» What the task asks
Pick out each line below containing "link".

** start Stored rows **

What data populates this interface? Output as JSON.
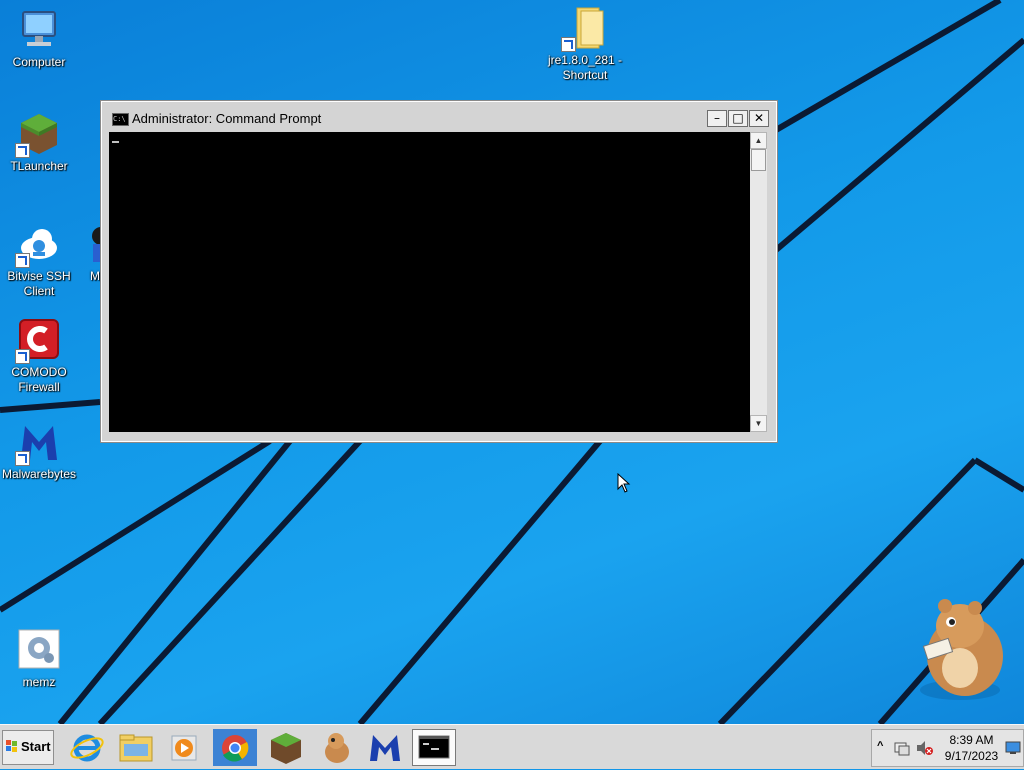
{
  "desktop": {
    "icons": [
      {
        "label": "Computer"
      },
      {
        "label": "TLauncher"
      },
      {
        "label": "Bitvise SSH Client"
      },
      {
        "label": "M"
      },
      {
        "label": "COMODO Firewall"
      },
      {
        "label": "Malwarebytes"
      },
      {
        "label": "memz"
      },
      {
        "label": "jre1.8.0_281 - Shortcut"
      }
    ],
    "wallpaper_color": "#1196e8"
  },
  "cmd_window": {
    "title": "Administrator:  Command Prompt",
    "icon_text": "C:\\",
    "minimize_glyph": "–",
    "maximize_glyph": "□",
    "close_glyph": "✕",
    "scroll_up_glyph": "▲",
    "scroll_down_glyph": "▼"
  },
  "taskbar": {
    "start_label": "Start",
    "apps": [
      {
        "name": "internet-explorer-icon",
        "active": false
      },
      {
        "name": "file-explorer-icon",
        "active": false
      },
      {
        "name": "media-player-icon",
        "active": false
      },
      {
        "name": "chrome-icon",
        "active": false
      },
      {
        "name": "tlauncher-icon",
        "active": false
      },
      {
        "name": "hamster-icon",
        "active": false
      },
      {
        "name": "malwarebytes-icon",
        "active": false
      },
      {
        "name": "command-prompt-icon",
        "active": true
      }
    ],
    "tray": {
      "chevron_glyph": "^",
      "time": "8:39 AM",
      "date": "9/17/2023"
    }
  }
}
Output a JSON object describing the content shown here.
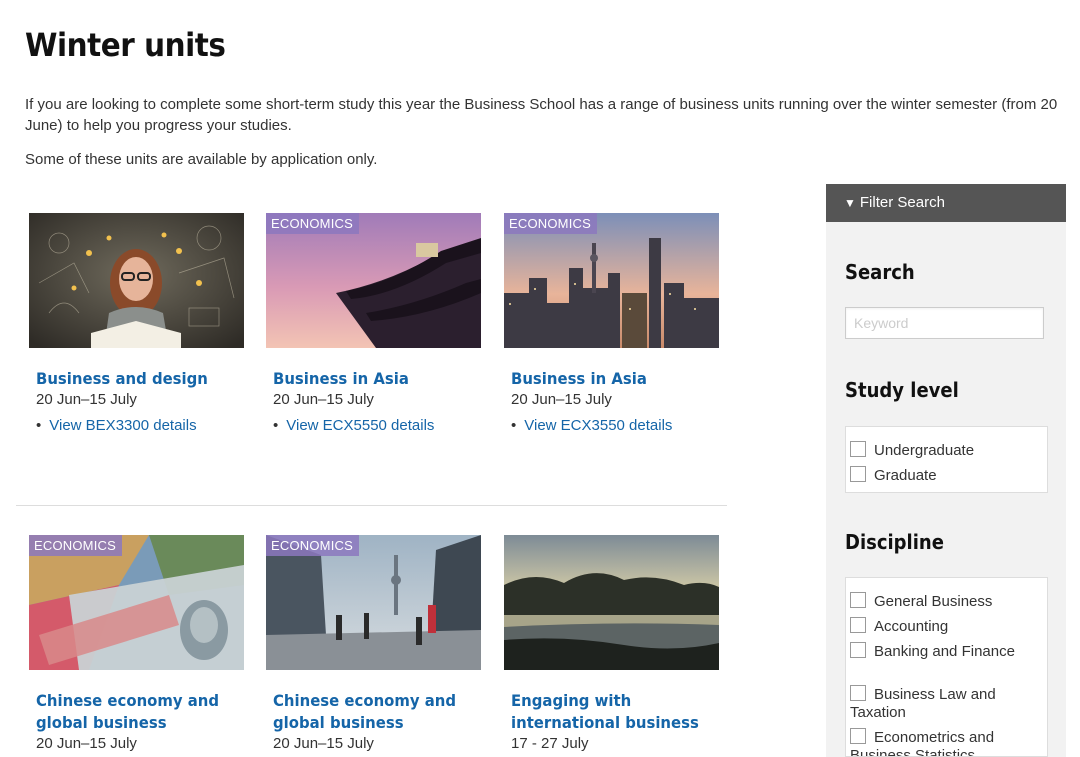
{
  "page": {
    "title": "Winter units",
    "intro": "If you are looking to complete some short-term study this year the Business School has a range of business units running over the winter semester (from 20 June) to help you progress your studies.",
    "note": "Some of these units are available by application only."
  },
  "cards": [
    {
      "tag": "",
      "title": "Business and design",
      "date": "20 Jun–15 July",
      "link": "View BEX3300 details",
      "image": "woman-reading-book-with-ideas"
    },
    {
      "tag": "ECONOMICS",
      "title": "Business in Asia",
      "date": "20 Jun–15 July",
      "link": "View ECX5550 details",
      "image": "asian-temple-roof-sunset"
    },
    {
      "tag": "ECONOMICS",
      "title": "Business in Asia",
      "date": "20 Jun–15 July",
      "link": "View ECX3550 details",
      "image": "city-skyline-dusk"
    },
    {
      "tag": "ECONOMICS",
      "title": "Chinese economy and global business",
      "date": "20 Jun–15 July",
      "link": "",
      "image": "banknotes-on-map"
    },
    {
      "tag": "ECONOMICS",
      "title": "Chinese economy and global business",
      "date": "20 Jun–15 July",
      "link": "",
      "image": "city-street-pedestrians"
    },
    {
      "tag": "",
      "title": "Engaging with international business",
      "date": "17 - 27 July",
      "link": "",
      "image": "lake-sunset"
    }
  ],
  "filter": {
    "header": "Filter Search",
    "header_icon": "funnel-icon",
    "search_heading": "Search",
    "keyword_placeholder": "Keyword",
    "keyword_value": "",
    "study_level_heading": "Study level",
    "study_levels": [
      "Undergraduate",
      "Graduate"
    ],
    "discipline_heading": "Discipline",
    "disciplines": [
      "General Business",
      "Accounting",
      "Banking and Finance",
      "Business Law and Taxation",
      "Econometrics and Business Statistics"
    ]
  },
  "colors": {
    "link": "#1565a8",
    "tag_bg": "#8c78be",
    "filter_header_bg": "#555555",
    "panel_bg": "#f2f2f2"
  }
}
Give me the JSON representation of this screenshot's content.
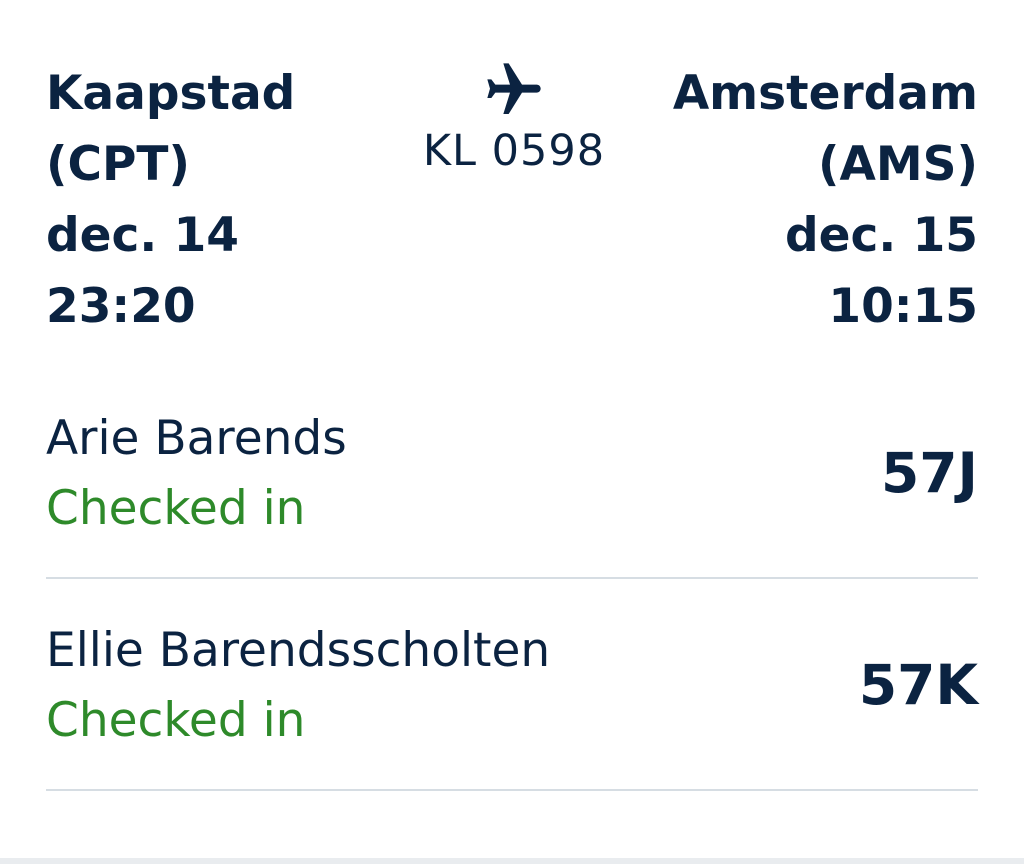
{
  "flight": {
    "origin": {
      "city": "Kaapstad",
      "code": "(CPT)",
      "date": "dec. 14",
      "time": "23:20"
    },
    "destination": {
      "city": "Amsterdam",
      "code": "(AMS)",
      "date": "dec. 15",
      "time": "10:15"
    },
    "flight_number": "KL 0598",
    "icon": "airplane-icon"
  },
  "passengers": [
    {
      "name": "Arie Barends",
      "status": "Checked in",
      "seat": "57J"
    },
    {
      "name": "Ellie Barendsscholten",
      "status": "Checked in",
      "seat": "57K"
    }
  ],
  "colors": {
    "text": "#0b2341",
    "status_checked_in": "#2e8a2a",
    "divider": "#d6dde3"
  }
}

** end Stored rows **

» Solved problem
      "link": "View BEX3300 details",
      "link": "View ECX5550 details",
      "link": "View ECX3550 details",
      "link": "",
      "link": "",
      "link": "",
    "link": "#1565a8",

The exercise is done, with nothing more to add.